_What the task requires_
Tally the lines of the listing that contain the word "name", then give the total and nothing else.
====
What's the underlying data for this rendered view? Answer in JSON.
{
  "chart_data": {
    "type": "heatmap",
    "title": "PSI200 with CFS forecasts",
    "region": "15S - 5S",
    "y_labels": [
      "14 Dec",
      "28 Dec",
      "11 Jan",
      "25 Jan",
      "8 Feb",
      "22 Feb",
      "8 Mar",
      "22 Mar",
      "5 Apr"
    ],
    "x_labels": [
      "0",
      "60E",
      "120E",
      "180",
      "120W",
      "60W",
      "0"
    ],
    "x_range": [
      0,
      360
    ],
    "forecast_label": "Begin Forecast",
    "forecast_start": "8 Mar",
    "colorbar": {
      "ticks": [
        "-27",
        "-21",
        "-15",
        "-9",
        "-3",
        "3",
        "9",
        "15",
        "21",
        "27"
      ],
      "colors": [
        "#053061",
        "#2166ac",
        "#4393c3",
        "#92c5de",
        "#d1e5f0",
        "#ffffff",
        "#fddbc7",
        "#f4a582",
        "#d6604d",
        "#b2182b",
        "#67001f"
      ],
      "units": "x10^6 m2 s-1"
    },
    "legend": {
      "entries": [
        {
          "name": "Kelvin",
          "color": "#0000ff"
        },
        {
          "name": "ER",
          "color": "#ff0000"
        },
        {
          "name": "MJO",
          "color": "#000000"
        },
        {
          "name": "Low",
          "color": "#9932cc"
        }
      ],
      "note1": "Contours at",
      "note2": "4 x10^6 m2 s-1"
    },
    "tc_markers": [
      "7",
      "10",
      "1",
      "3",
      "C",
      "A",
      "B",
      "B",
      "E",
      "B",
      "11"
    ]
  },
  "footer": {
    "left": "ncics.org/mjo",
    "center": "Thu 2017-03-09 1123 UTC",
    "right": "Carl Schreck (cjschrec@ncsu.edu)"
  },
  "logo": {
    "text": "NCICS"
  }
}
====
_Full response_
4